Job –
Reproduce the records word for word from their first line through the line containing "message-row[interactable]: We need to back", including both of those lines and nothing beyond them.

Record extracts –
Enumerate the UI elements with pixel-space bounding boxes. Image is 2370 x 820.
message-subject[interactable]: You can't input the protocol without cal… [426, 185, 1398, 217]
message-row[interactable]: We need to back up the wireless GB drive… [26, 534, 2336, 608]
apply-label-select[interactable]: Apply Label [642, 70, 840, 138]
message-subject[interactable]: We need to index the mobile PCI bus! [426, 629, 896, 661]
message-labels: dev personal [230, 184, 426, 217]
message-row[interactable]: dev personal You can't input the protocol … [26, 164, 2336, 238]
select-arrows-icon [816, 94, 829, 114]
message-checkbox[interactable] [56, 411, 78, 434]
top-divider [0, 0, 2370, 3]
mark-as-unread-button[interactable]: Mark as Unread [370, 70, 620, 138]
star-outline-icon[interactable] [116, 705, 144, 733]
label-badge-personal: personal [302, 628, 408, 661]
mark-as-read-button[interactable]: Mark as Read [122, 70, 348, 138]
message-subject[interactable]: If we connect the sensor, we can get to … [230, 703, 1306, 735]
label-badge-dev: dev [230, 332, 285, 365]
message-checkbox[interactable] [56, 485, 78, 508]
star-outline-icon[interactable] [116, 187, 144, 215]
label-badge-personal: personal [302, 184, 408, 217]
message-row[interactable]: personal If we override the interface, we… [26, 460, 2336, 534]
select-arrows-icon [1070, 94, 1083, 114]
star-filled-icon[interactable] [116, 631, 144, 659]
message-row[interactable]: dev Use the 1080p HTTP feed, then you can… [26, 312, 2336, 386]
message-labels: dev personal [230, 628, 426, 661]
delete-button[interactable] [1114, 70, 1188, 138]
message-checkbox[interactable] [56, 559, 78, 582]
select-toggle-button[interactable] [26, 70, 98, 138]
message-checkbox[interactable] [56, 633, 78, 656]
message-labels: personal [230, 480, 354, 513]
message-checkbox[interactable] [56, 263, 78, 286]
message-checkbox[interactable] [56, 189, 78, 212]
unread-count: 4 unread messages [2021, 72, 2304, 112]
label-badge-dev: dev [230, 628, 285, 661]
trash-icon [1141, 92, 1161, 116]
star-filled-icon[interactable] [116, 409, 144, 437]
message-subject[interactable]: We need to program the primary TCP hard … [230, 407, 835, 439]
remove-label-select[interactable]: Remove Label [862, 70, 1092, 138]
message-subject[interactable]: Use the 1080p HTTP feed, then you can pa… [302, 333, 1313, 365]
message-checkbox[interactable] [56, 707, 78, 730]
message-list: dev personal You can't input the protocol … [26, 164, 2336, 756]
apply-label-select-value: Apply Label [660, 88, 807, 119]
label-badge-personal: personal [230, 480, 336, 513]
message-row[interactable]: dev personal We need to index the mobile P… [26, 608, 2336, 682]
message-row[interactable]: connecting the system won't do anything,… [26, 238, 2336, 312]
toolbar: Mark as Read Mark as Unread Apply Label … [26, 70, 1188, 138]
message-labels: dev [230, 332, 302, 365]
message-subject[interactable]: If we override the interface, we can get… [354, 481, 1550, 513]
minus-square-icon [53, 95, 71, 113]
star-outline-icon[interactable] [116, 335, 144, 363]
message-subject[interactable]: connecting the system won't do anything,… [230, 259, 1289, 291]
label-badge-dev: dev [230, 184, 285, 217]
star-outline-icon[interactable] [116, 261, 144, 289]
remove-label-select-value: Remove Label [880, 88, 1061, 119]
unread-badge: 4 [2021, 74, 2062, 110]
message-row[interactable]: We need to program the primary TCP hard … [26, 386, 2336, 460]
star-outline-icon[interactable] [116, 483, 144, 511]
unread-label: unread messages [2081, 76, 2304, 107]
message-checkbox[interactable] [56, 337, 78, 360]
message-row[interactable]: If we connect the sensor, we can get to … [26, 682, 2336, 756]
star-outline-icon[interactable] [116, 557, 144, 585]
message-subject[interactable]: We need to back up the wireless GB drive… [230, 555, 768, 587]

Finished answer –
Enumerate the UI elements with pixel-space bounding boxes. Image is 2370 x 820.
message-subject[interactable]: You can't input the protocol without cal… [426, 185, 1398, 217]
message-row[interactable]: We need to back up the wireless GB drive… [26, 534, 2336, 608]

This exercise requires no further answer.